Isolate every line in the data with the string "quatre" and copy it.
## Start Data section
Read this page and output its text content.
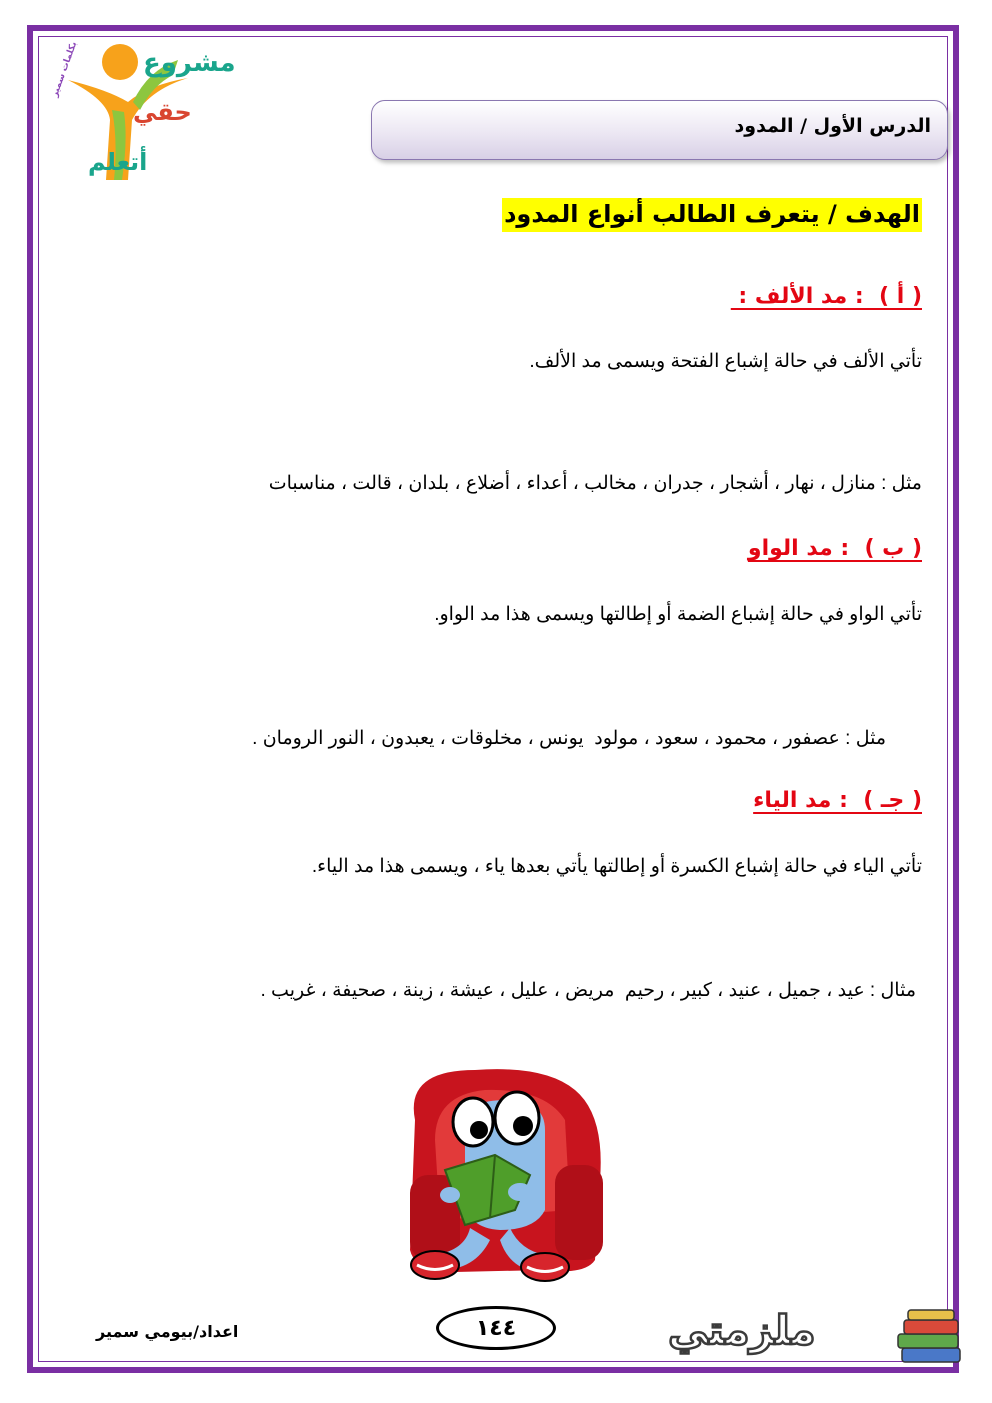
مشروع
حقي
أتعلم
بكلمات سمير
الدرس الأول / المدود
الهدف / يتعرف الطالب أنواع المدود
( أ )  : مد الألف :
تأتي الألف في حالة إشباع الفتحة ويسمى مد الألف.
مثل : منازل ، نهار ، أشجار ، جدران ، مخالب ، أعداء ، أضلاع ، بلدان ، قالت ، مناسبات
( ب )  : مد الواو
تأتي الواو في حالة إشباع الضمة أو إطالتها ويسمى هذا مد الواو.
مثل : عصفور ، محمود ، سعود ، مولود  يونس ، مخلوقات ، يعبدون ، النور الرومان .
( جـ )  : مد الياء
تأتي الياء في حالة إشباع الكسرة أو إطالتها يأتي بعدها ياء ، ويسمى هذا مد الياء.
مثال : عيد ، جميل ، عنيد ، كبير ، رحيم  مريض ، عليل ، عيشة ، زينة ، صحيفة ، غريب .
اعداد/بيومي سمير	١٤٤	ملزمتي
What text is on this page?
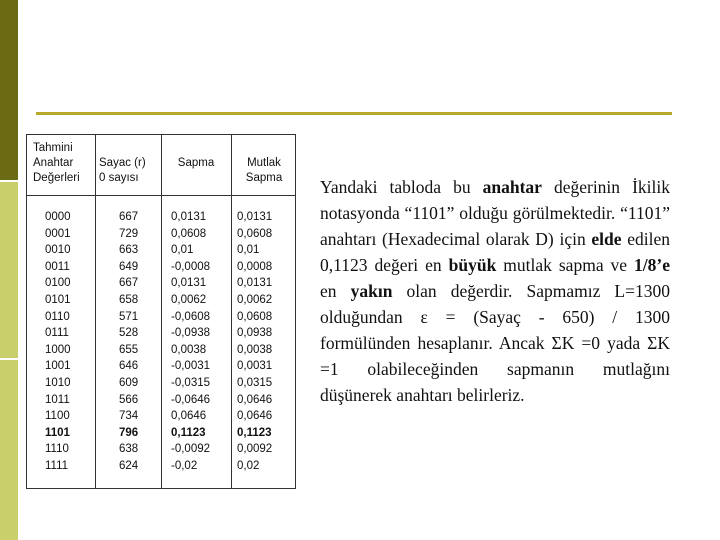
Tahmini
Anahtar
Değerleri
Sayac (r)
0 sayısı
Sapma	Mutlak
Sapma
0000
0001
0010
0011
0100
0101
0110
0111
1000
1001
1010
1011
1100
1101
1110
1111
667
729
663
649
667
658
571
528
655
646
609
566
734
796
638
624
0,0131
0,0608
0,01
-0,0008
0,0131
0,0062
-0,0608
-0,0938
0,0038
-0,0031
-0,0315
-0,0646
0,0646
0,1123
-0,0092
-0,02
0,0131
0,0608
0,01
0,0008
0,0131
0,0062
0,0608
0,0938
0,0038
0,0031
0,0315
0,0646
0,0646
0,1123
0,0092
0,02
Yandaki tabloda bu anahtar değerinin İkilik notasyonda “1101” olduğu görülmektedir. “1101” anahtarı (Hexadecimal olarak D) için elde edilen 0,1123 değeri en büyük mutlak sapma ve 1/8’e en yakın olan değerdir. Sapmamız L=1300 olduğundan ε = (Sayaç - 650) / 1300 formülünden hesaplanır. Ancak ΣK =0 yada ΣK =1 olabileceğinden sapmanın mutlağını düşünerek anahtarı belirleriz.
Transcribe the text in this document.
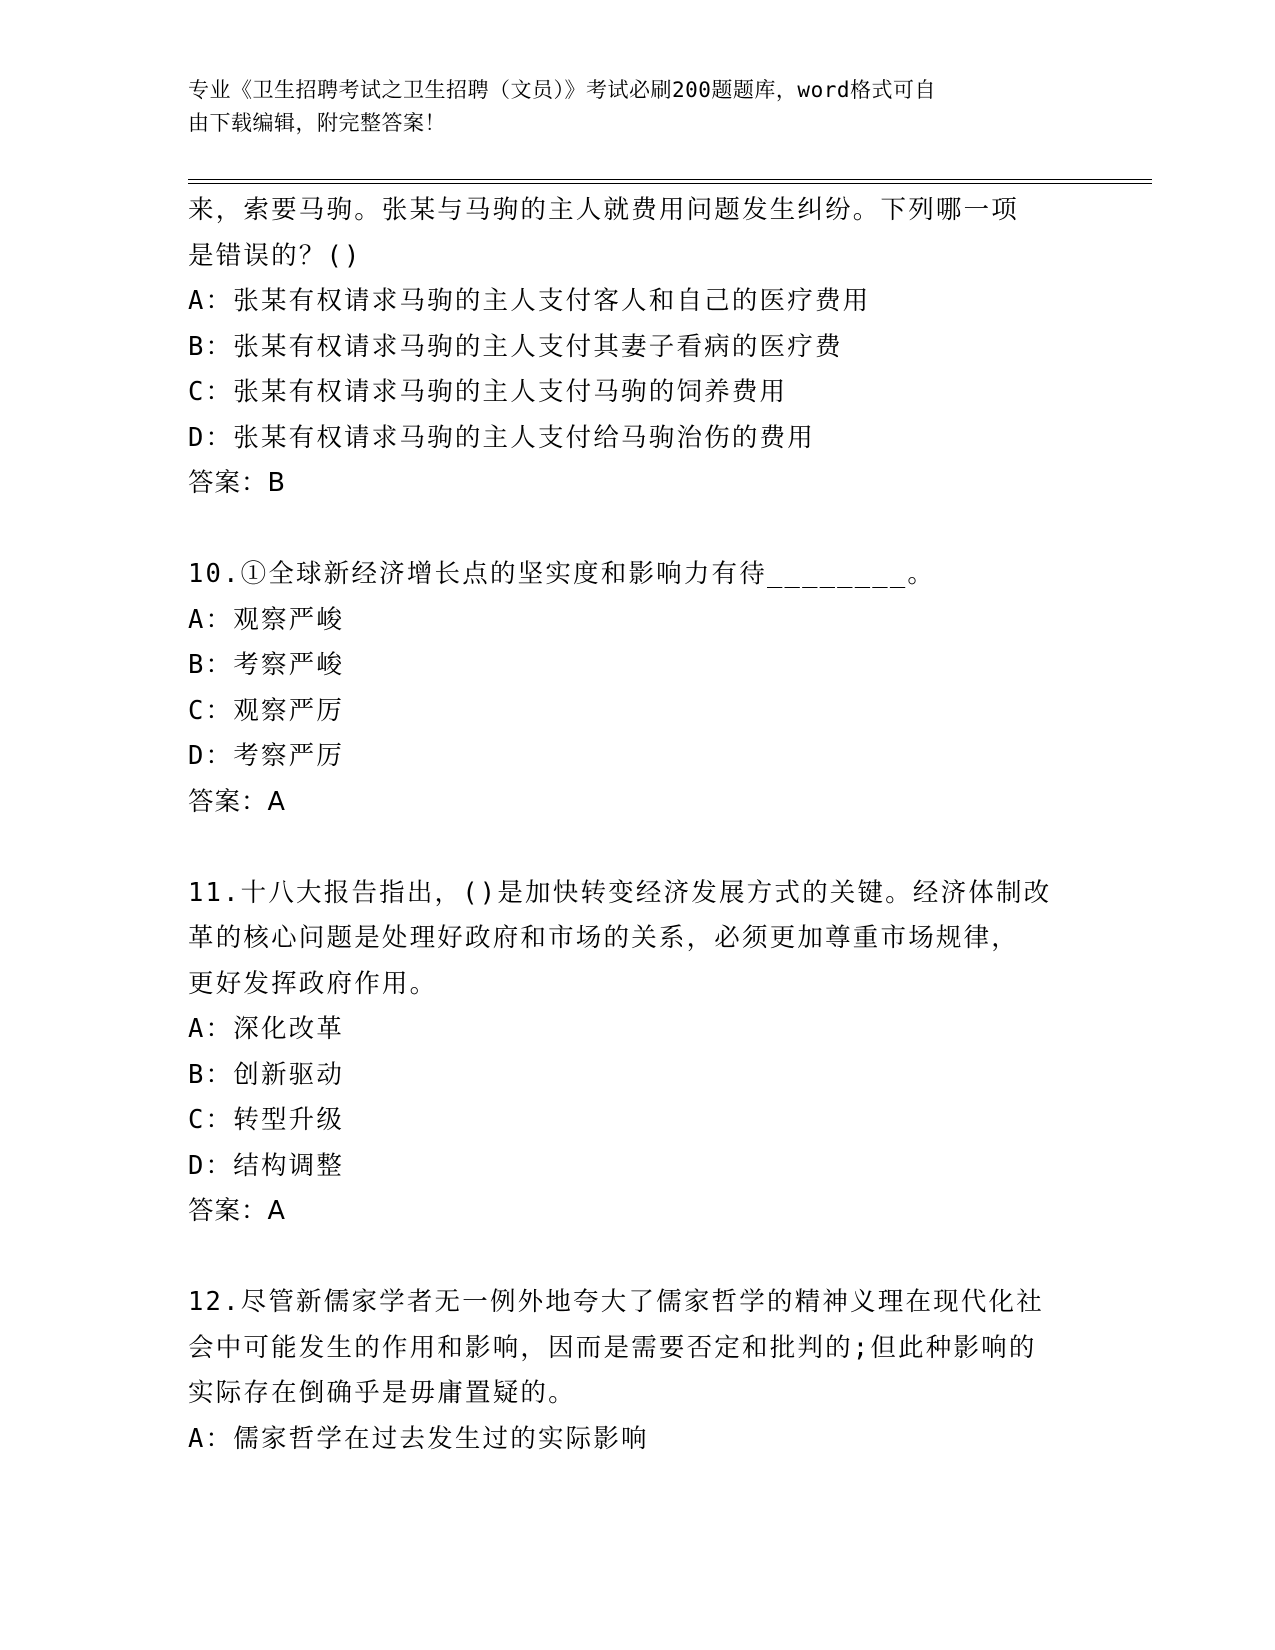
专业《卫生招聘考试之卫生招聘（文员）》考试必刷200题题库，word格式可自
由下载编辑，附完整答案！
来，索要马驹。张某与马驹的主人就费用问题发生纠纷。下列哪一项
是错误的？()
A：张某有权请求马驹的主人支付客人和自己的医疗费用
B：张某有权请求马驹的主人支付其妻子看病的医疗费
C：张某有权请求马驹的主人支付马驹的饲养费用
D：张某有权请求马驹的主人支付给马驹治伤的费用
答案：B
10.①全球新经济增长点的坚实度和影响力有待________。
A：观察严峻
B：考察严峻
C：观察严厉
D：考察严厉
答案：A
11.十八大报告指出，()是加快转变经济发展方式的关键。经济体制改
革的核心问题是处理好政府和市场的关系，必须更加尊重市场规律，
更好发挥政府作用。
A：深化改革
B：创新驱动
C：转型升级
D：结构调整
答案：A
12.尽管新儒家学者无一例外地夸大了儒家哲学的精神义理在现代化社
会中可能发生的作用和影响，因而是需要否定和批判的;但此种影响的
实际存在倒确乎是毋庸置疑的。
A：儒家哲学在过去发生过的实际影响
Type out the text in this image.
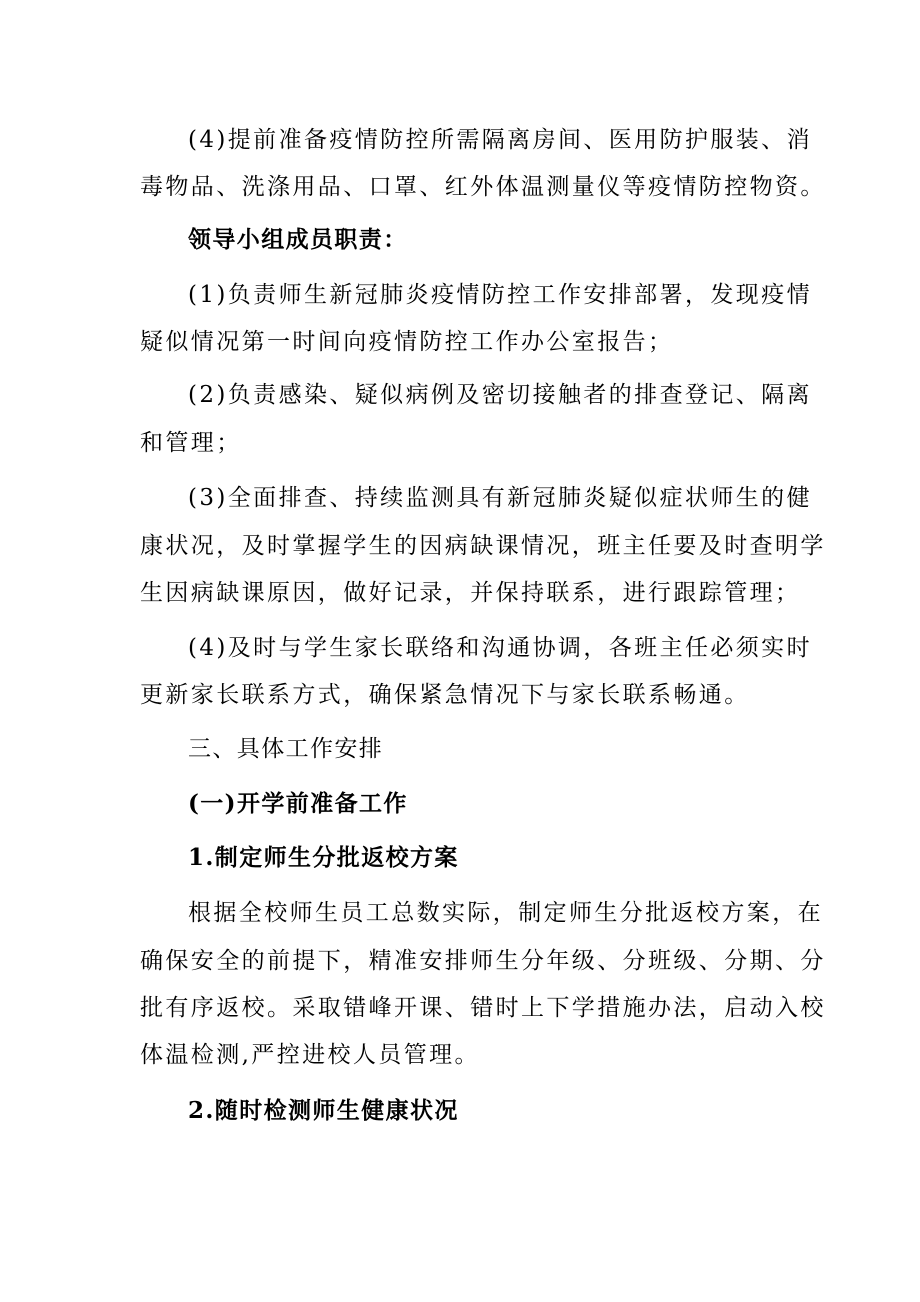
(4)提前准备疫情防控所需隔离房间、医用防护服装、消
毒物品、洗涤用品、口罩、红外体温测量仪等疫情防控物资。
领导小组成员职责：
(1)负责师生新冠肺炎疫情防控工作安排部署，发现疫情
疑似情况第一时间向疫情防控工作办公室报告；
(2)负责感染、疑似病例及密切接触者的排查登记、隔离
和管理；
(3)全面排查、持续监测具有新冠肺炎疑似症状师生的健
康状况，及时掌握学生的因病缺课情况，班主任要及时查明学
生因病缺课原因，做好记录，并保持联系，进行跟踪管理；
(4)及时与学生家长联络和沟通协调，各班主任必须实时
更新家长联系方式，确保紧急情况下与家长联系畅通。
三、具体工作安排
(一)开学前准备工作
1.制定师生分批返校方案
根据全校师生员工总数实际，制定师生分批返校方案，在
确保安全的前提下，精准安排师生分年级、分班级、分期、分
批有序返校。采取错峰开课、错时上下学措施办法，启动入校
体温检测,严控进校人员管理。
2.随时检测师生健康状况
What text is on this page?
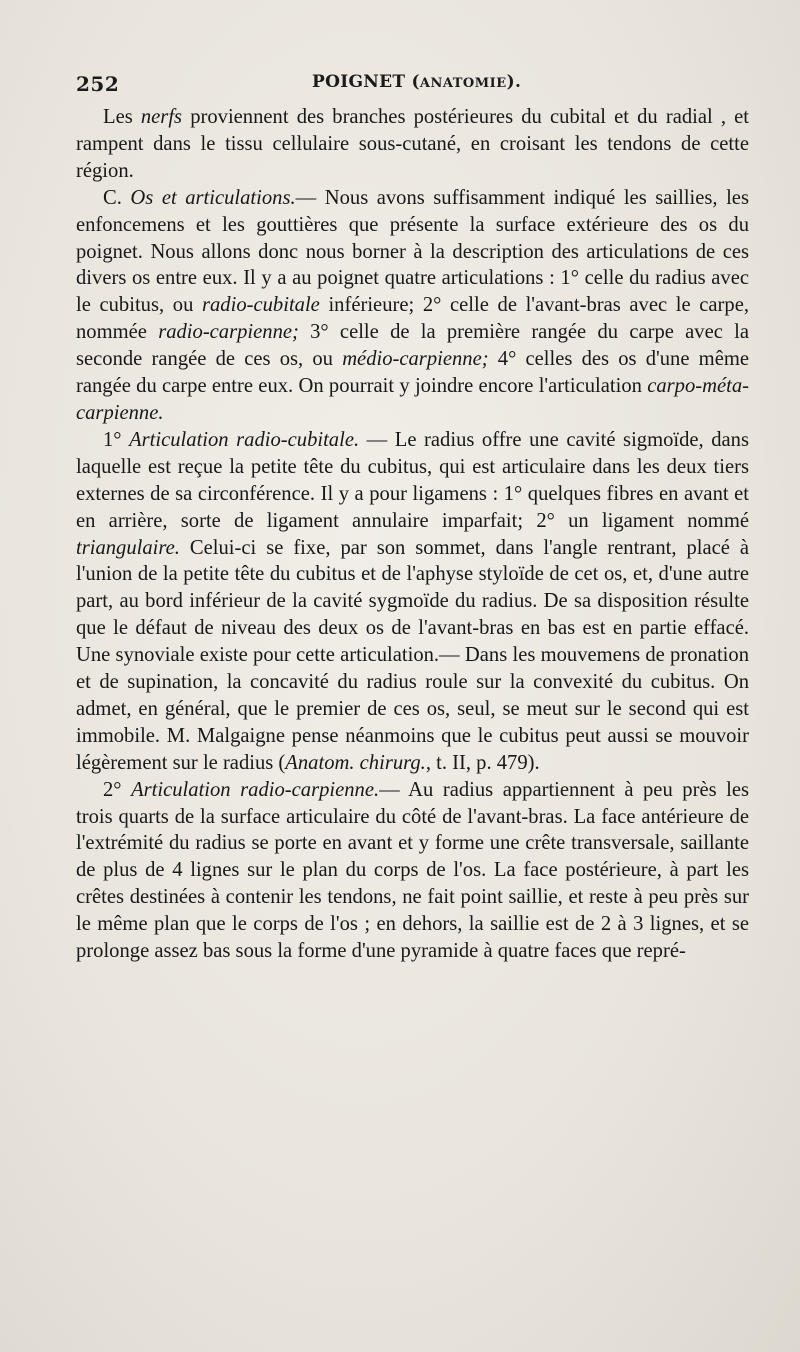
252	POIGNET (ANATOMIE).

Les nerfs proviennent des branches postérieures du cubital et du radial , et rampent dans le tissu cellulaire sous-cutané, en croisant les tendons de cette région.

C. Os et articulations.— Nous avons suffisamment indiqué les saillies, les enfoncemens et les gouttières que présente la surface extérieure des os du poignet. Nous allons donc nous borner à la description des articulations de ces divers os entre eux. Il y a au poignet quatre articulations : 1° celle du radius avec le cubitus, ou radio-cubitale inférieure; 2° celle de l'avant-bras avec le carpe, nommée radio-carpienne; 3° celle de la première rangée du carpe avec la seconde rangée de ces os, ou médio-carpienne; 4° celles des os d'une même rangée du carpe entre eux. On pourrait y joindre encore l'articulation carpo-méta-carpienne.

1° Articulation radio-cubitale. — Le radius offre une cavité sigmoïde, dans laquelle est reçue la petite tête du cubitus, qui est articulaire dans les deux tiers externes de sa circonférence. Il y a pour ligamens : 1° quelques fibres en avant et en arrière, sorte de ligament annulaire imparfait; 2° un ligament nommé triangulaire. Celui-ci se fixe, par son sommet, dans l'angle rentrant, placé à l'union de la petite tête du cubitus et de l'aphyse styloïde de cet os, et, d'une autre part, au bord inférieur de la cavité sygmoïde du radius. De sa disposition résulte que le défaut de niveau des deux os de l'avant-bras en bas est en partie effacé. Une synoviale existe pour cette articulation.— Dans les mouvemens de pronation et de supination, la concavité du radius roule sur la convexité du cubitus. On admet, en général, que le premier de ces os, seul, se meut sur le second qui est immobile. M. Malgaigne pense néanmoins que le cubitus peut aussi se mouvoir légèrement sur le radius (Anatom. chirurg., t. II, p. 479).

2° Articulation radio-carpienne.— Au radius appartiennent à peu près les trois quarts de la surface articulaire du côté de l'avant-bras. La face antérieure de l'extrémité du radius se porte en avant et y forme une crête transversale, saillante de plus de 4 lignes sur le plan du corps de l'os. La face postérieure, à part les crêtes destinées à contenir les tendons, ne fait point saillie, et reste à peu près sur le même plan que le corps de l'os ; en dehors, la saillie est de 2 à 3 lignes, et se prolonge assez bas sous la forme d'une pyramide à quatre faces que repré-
## End Data section
◆ **Output**:
C. Os et articulations.— Nous avons suffisamment indiqué les saillies, les enfoncemens et les gouttières que présente la surface extérieure des os du poignet. Nous allons donc nous borner à la description des articulations de ces divers os entre eux. Il y a au poignet quatre articulations : 1° celle du radius avec le cubitus, ou radio-cubitale inférieure; 2° celle de l'avant-bras avec le carpe, nommée radio-carpienne; 3° celle de la première rangée du carpe avec la seconde rangée de ces os, ou médio-carpienne; 4° celles des os d'une même rangée du carpe entre eux. On pourrait y joindre encore l'articulation carpo-méta-carpienne.
2° Articulation radio-carpienne.— Au radius appartiennent à peu près les trois quarts de la surface articulaire du côté de l'avant-bras. La face antérieure de l'extrémité du radius se porte en avant et y forme une crête transversale, saillante de plus de 4 lignes sur le plan du corps de l'os. La face postérieure, à part les crêtes destinées à contenir les tendons, ne fait point saillie, et reste à peu près sur le même plan que le corps de l'os ; en dehors, la saillie est de 2 à 3 lignes, et se prolonge assez bas sous la forme d'une pyramide à quatre faces que repré-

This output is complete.